GOAL: Work through the data line by line, gathering every line that has the word "houses".

Extracts from a graphics dataset:
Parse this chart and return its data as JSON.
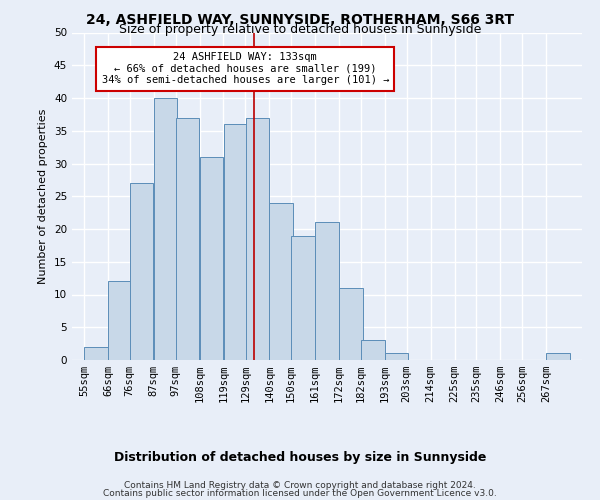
{
  "title1": "24, ASHFIELD WAY, SUNNYSIDE, ROTHERHAM, S66 3RT",
  "title2": "Size of property relative to detached houses in Sunnyside",
  "xlabel": "Distribution of detached houses by size in Sunnyside",
  "ylabel": "Number of detached properties",
  "categories": [
    "55sqm",
    "66sqm",
    "76sqm",
    "87sqm",
    "97sqm",
    "108sqm",
    "119sqm",
    "129sqm",
    "140sqm",
    "150sqm",
    "161sqm",
    "172sqm",
    "182sqm",
    "193sqm",
    "203sqm",
    "214sqm",
    "225sqm",
    "235sqm",
    "246sqm",
    "256sqm",
    "267sqm"
  ],
  "values": [
    2,
    12,
    27,
    40,
    37,
    31,
    36,
    37,
    24,
    19,
    21,
    11,
    3,
    1,
    0,
    0,
    0,
    0,
    0,
    0,
    1
  ],
  "bar_color": "#c8d8e8",
  "bar_edge_color": "#5b8db8",
  "ylim": [
    0,
    50
  ],
  "yticks": [
    0,
    5,
    10,
    15,
    20,
    25,
    30,
    35,
    40,
    45,
    50
  ],
  "red_line_x": 133,
  "bin_width": 11,
  "bin_starts": [
    55,
    66,
    76,
    87,
    97,
    108,
    119,
    129,
    140,
    150,
    161,
    172,
    182,
    193,
    203,
    214,
    225,
    235,
    246,
    256,
    267
  ],
  "annotation_box_text": "24 ASHFIELD WAY: 133sqm\n← 66% of detached houses are smaller (199)\n34% of semi-detached houses are larger (101) →",
  "annotation_box_color": "#ffffff",
  "annotation_box_edge_color": "#cc0000",
  "footer1": "Contains HM Land Registry data © Crown copyright and database right 2024.",
  "footer2": "Contains public sector information licensed under the Open Government Licence v3.0.",
  "background_color": "#e8eef8",
  "grid_color": "#ffffff",
  "title_fontsize": 10,
  "subtitle_fontsize": 9,
  "ylabel_fontsize": 8,
  "xlabel_fontsize": 9,
  "tick_fontsize": 7.5,
  "annotation_fontsize": 7.5,
  "footer_fontsize": 6.5
}
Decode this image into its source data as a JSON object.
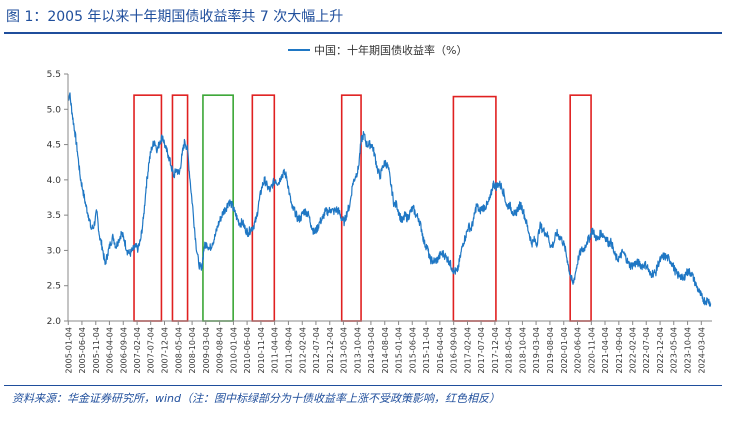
{
  "header": {
    "title": "图 1：2005 年以来十年期国债收益率共 7 次大幅上升"
  },
  "footer": {
    "source": "资料来源：华金证券研究所，wind（注：图中标绿部分为十债收益率上涨不受政策影响，红色相反）"
  },
  "colors": {
    "title": "#1f4e9c",
    "series": "#1f77c4",
    "red_box": "#e02020",
    "green_box": "#3aa635"
  },
  "chart_data": {
    "type": "line",
    "title": "",
    "xlabel": "",
    "ylabel": "",
    "ylim": [
      2.0,
      5.5
    ],
    "yticks": [
      2.0,
      2.5,
      3.0,
      3.5,
      4.0,
      4.5,
      5.0,
      5.5
    ],
    "yticklabels": [
      "2.0",
      "2.5",
      "3.0",
      "3.5",
      "4.0",
      "4.5",
      "5.0",
      "5.5"
    ],
    "xlim": [
      "2005-01-01",
      "2024-06-30"
    ],
    "xticklabels": [
      "2005-01-04",
      "2005-06-04",
      "2005-11-04",
      "2006-04-04",
      "2006-09-04",
      "2007-02-04",
      "2007-07-04",
      "2007-12-04",
      "2008-05-04",
      "2008-10-04",
      "2009-03-04",
      "2009-08-04",
      "2010-01-04",
      "2010-06-04",
      "2010-11-04",
      "2011-04-04",
      "2011-09-04",
      "2012-02-04",
      "2012-07-04",
      "2012-12-04",
      "2013-05-04",
      "2013-10-04",
      "2014-03-04",
      "2014-08-04",
      "2015-01-04",
      "2015-06-04",
      "2015-11-04",
      "2016-04-04",
      "2016-09-04",
      "2017-02-04",
      "2017-07-04",
      "2017-12-04",
      "2018-05-04",
      "2018-10-04",
      "2019-03-04",
      "2019-08-04",
      "2020-01-04",
      "2020-06-04",
      "2020-11-04",
      "2021-04-04",
      "2021-09-04",
      "2022-02-04",
      "2022-07-04",
      "2022-12-04",
      "2023-05-04",
      "2023-10-04",
      "2024-03-04"
    ],
    "grid": false,
    "legend_position": "top-center",
    "series": [
      {
        "name": "中国：十年期国债收益率（%）",
        "points": [
          [
            "2005-01-04",
            5.15
          ],
          [
            "2005-01-20",
            5.22
          ],
          [
            "2005-02-15",
            4.95
          ],
          [
            "2005-03-15",
            4.7
          ],
          [
            "2005-04-15",
            4.4
          ],
          [
            "2005-05-15",
            4.05
          ],
          [
            "2005-06-15",
            3.85
          ],
          [
            "2005-07-15",
            3.65
          ],
          [
            "2005-08-15",
            3.5
          ],
          [
            "2005-09-15",
            3.3
          ],
          [
            "2005-10-15",
            3.35
          ],
          [
            "2005-11-15",
            3.55
          ],
          [
            "2005-12-15",
            3.2
          ],
          [
            "2006-01-15",
            3.05
          ],
          [
            "2006-02-15",
            2.8
          ],
          [
            "2006-03-15",
            2.95
          ],
          [
            "2006-04-15",
            3.1
          ],
          [
            "2006-05-15",
            3.2
          ],
          [
            "2006-06-15",
            3.05
          ],
          [
            "2006-07-15",
            3.15
          ],
          [
            "2006-08-15",
            3.25
          ],
          [
            "2006-09-15",
            3.15
          ],
          [
            "2006-10-15",
            3.0
          ],
          [
            "2006-11-15",
            2.95
          ],
          [
            "2006-12-15",
            3.0
          ],
          [
            "2007-01-15",
            3.05
          ],
          [
            "2007-02-15",
            3.02
          ],
          [
            "2007-03-15",
            3.15
          ],
          [
            "2007-04-15",
            3.45
          ],
          [
            "2007-05-15",
            3.9
          ],
          [
            "2007-06-15",
            4.25
          ],
          [
            "2007-07-15",
            4.45
          ],
          [
            "2007-08-15",
            4.55
          ],
          [
            "2007-09-15",
            4.42
          ],
          [
            "2007-10-15",
            4.55
          ],
          [
            "2007-11-15",
            4.62
          ],
          [
            "2007-12-15",
            4.45
          ],
          [
            "2008-01-15",
            4.35
          ],
          [
            "2008-02-15",
            4.2
          ],
          [
            "2008-03-15",
            4.05
          ],
          [
            "2008-04-15",
            4.15
          ],
          [
            "2008-05-15",
            4.08
          ],
          [
            "2008-06-15",
            4.35
          ],
          [
            "2008-07-15",
            4.55
          ],
          [
            "2008-08-15",
            4.42
          ],
          [
            "2008-09-15",
            3.95
          ],
          [
            "2008-10-15",
            3.55
          ],
          [
            "2008-11-15",
            3.1
          ],
          [
            "2008-12-15",
            2.82
          ],
          [
            "2009-01-15",
            2.72
          ],
          [
            "2009-02-15",
            3.05
          ],
          [
            "2009-03-15",
            3.1
          ],
          [
            "2009-04-15",
            3.02
          ],
          [
            "2009-05-15",
            3.1
          ],
          [
            "2009-06-15",
            3.2
          ],
          [
            "2009-07-15",
            3.35
          ],
          [
            "2009-08-15",
            3.45
          ],
          [
            "2009-09-15",
            3.55
          ],
          [
            "2009-10-15",
            3.6
          ],
          [
            "2009-11-15",
            3.7
          ],
          [
            "2009-12-15",
            3.65
          ],
          [
            "2010-01-15",
            3.55
          ],
          [
            "2010-02-15",
            3.45
          ],
          [
            "2010-03-15",
            3.38
          ],
          [
            "2010-04-15",
            3.4
          ],
          [
            "2010-05-15",
            3.3
          ],
          [
            "2010-06-15",
            3.25
          ],
          [
            "2010-07-15",
            3.3
          ],
          [
            "2010-08-15",
            3.35
          ],
          [
            "2010-09-15",
            3.45
          ],
          [
            "2010-10-15",
            3.7
          ],
          [
            "2010-11-15",
            3.9
          ],
          [
            "2010-12-15",
            4.0
          ],
          [
            "2011-01-15",
            3.9
          ],
          [
            "2011-02-15",
            3.85
          ],
          [
            "2011-03-15",
            3.95
          ],
          [
            "2011-04-15",
            4.0
          ],
          [
            "2011-05-15",
            3.95
          ],
          [
            "2011-06-15",
            4.05
          ],
          [
            "2011-07-15",
            4.1
          ],
          [
            "2011-08-15",
            4.05
          ],
          [
            "2011-09-15",
            3.8
          ],
          [
            "2011-10-15",
            3.6
          ],
          [
            "2011-11-15",
            3.55
          ],
          [
            "2011-12-15",
            3.45
          ],
          [
            "2012-01-15",
            3.45
          ],
          [
            "2012-02-15",
            3.55
          ],
          [
            "2012-03-15",
            3.55
          ],
          [
            "2012-04-15",
            3.5
          ],
          [
            "2012-05-15",
            3.35
          ],
          [
            "2012-06-15",
            3.25
          ],
          [
            "2012-07-15",
            3.3
          ],
          [
            "2012-08-15",
            3.4
          ],
          [
            "2012-09-15",
            3.45
          ],
          [
            "2012-10-15",
            3.55
          ],
          [
            "2012-11-15",
            3.55
          ],
          [
            "2012-12-15",
            3.58
          ],
          [
            "2013-01-15",
            3.55
          ],
          [
            "2013-02-15",
            3.58
          ],
          [
            "2013-03-15",
            3.55
          ],
          [
            "2013-04-15",
            3.45
          ],
          [
            "2013-05-15",
            3.4
          ],
          [
            "2013-06-15",
            3.55
          ],
          [
            "2013-07-15",
            3.65
          ],
          [
            "2013-08-15",
            3.95
          ],
          [
            "2013-09-15",
            4.05
          ],
          [
            "2013-10-15",
            4.15
          ],
          [
            "2013-11-15",
            4.55
          ],
          [
            "2013-12-15",
            4.65
          ],
          [
            "2014-01-15",
            4.5
          ],
          [
            "2014-02-15",
            4.5
          ],
          [
            "2014-03-15",
            4.5
          ],
          [
            "2014-04-15",
            4.35
          ],
          [
            "2014-05-15",
            4.15
          ],
          [
            "2014-06-15",
            4.05
          ],
          [
            "2014-07-15",
            4.2
          ],
          [
            "2014-08-15",
            4.25
          ],
          [
            "2014-09-15",
            4.15
          ],
          [
            "2014-10-15",
            3.9
          ],
          [
            "2014-11-15",
            3.65
          ],
          [
            "2014-12-15",
            3.65
          ],
          [
            "2015-01-15",
            3.5
          ],
          [
            "2015-02-15",
            3.4
          ],
          [
            "2015-03-15",
            3.5
          ],
          [
            "2015-04-15",
            3.45
          ],
          [
            "2015-05-15",
            3.55
          ],
          [
            "2015-06-15",
            3.6
          ],
          [
            "2015-07-15",
            3.5
          ],
          [
            "2015-08-15",
            3.45
          ],
          [
            "2015-09-15",
            3.3
          ],
          [
            "2015-10-15",
            3.1
          ],
          [
            "2015-11-15",
            3.05
          ],
          [
            "2015-12-15",
            2.88
          ],
          [
            "2016-01-15",
            2.85
          ],
          [
            "2016-02-15",
            2.85
          ],
          [
            "2016-03-15",
            2.88
          ],
          [
            "2016-04-15",
            2.95
          ],
          [
            "2016-05-15",
            2.95
          ],
          [
            "2016-06-15",
            2.9
          ],
          [
            "2016-07-15",
            2.85
          ],
          [
            "2016-08-15",
            2.75
          ],
          [
            "2016-09-15",
            2.7
          ],
          [
            "2016-10-15",
            2.7
          ],
          [
            "2016-11-15",
            2.9
          ],
          [
            "2016-12-15",
            3.1
          ],
          [
            "2017-01-15",
            3.2
          ],
          [
            "2017-02-15",
            3.35
          ],
          [
            "2017-03-15",
            3.3
          ],
          [
            "2017-04-15",
            3.45
          ],
          [
            "2017-05-15",
            3.65
          ],
          [
            "2017-06-15",
            3.55
          ],
          [
            "2017-07-15",
            3.6
          ],
          [
            "2017-08-15",
            3.62
          ],
          [
            "2017-09-15",
            3.65
          ],
          [
            "2017-10-15",
            3.75
          ],
          [
            "2017-11-15",
            3.95
          ],
          [
            "2017-12-15",
            3.9
          ],
          [
            "2018-01-15",
            3.95
          ],
          [
            "2018-02-15",
            3.9
          ],
          [
            "2018-03-15",
            3.8
          ],
          [
            "2018-04-15",
            3.62
          ],
          [
            "2018-05-15",
            3.65
          ],
          [
            "2018-06-15",
            3.55
          ],
          [
            "2018-07-15",
            3.5
          ],
          [
            "2018-08-15",
            3.6
          ],
          [
            "2018-09-15",
            3.65
          ],
          [
            "2018-10-15",
            3.55
          ],
          [
            "2018-11-15",
            3.4
          ],
          [
            "2018-12-15",
            3.25
          ],
          [
            "2019-01-15",
            3.1
          ],
          [
            "2019-02-15",
            3.15
          ],
          [
            "2019-03-15",
            3.1
          ],
          [
            "2019-04-15",
            3.35
          ],
          [
            "2019-05-15",
            3.3
          ],
          [
            "2019-06-15",
            3.25
          ],
          [
            "2019-07-15",
            3.2
          ],
          [
            "2019-08-15",
            3.05
          ],
          [
            "2019-09-15",
            3.1
          ],
          [
            "2019-10-15",
            3.25
          ],
          [
            "2019-11-15",
            3.2
          ],
          [
            "2019-12-15",
            3.15
          ],
          [
            "2020-01-15",
            3.05
          ],
          [
            "2020-02-15",
            2.85
          ],
          [
            "2020-03-15",
            2.65
          ],
          [
            "2020-04-15",
            2.52
          ],
          [
            "2020-05-15",
            2.7
          ],
          [
            "2020-06-15",
            2.9
          ],
          [
            "2020-07-15",
            3.0
          ],
          [
            "2020-08-15",
            3.02
          ],
          [
            "2020-09-15",
            3.12
          ],
          [
            "2020-10-15",
            3.18
          ],
          [
            "2020-11-15",
            3.3
          ],
          [
            "2020-12-15",
            3.2
          ],
          [
            "2021-01-15",
            3.15
          ],
          [
            "2021-02-15",
            3.25
          ],
          [
            "2021-03-15",
            3.22
          ],
          [
            "2021-04-15",
            3.18
          ],
          [
            "2021-05-15",
            3.1
          ],
          [
            "2021-06-15",
            3.12
          ],
          [
            "2021-07-15",
            2.95
          ],
          [
            "2021-08-15",
            2.88
          ],
          [
            "2021-09-15",
            2.9
          ],
          [
            "2021-10-15",
            2.98
          ],
          [
            "2021-11-15",
            2.92
          ],
          [
            "2021-12-15",
            2.82
          ],
          [
            "2022-01-15",
            2.78
          ],
          [
            "2022-02-15",
            2.8
          ],
          [
            "2022-03-15",
            2.82
          ],
          [
            "2022-04-15",
            2.82
          ],
          [
            "2022-05-15",
            2.78
          ],
          [
            "2022-06-15",
            2.8
          ],
          [
            "2022-07-15",
            2.78
          ],
          [
            "2022-08-15",
            2.65
          ],
          [
            "2022-09-15",
            2.68
          ],
          [
            "2022-10-15",
            2.68
          ],
          [
            "2022-11-15",
            2.82
          ],
          [
            "2022-12-15",
            2.88
          ],
          [
            "2023-01-15",
            2.92
          ],
          [
            "2023-02-15",
            2.9
          ],
          [
            "2023-03-15",
            2.88
          ],
          [
            "2023-04-15",
            2.82
          ],
          [
            "2023-05-15",
            2.72
          ],
          [
            "2023-06-15",
            2.65
          ],
          [
            "2023-07-15",
            2.65
          ],
          [
            "2023-08-15",
            2.58
          ],
          [
            "2023-09-15",
            2.68
          ],
          [
            "2023-10-15",
            2.7
          ],
          [
            "2023-11-15",
            2.68
          ],
          [
            "2023-12-15",
            2.58
          ],
          [
            "2024-01-15",
            2.48
          ],
          [
            "2024-02-15",
            2.4
          ],
          [
            "2024-03-15",
            2.32
          ],
          [
            "2024-04-15",
            2.28
          ],
          [
            "2024-05-15",
            2.3
          ],
          [
            "2024-06-15",
            2.25
          ]
        ]
      }
    ],
    "annotations": [
      {
        "kind": "red",
        "start": "2007-01-01",
        "end": "2007-10-31",
        "y_low": 2.0,
        "y_high": 5.2
      },
      {
        "kind": "red",
        "start": "2008-03-01",
        "end": "2008-08-15",
        "y_low": 2.0,
        "y_high": 5.2
      },
      {
        "kind": "green",
        "start": "2009-02-01",
        "end": "2010-01-01",
        "y_low": 2.0,
        "y_high": 5.2
      },
      {
        "kind": "red",
        "start": "2010-08-01",
        "end": "2011-04-01",
        "y_low": 2.0,
        "y_high": 5.2
      },
      {
        "kind": "red",
        "start": "2013-04-15",
        "end": "2013-11-15",
        "y_low": 2.0,
        "y_high": 5.2
      },
      {
        "kind": "red",
        "start": "2016-09-01",
        "end": "2017-12-15",
        "y_low": 2.0,
        "y_high": 5.18
      },
      {
        "kind": "red",
        "start": "2020-03-15",
        "end": "2020-11-01",
        "y_low": 2.0,
        "y_high": 5.2
      }
    ]
  }
}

EXPECTED ANSWER:
  "title2": "Size of property relative to detached houses in Sunnyside",
  "xlabel": "Distribution of detached houses by size in Sunnyside",
  "annotation_box_text": "24 ASHFIELD WAY: 133sqm\n← 66% of detached houses are smaller (199)\n34% of semi-detached houses are larger (101) →",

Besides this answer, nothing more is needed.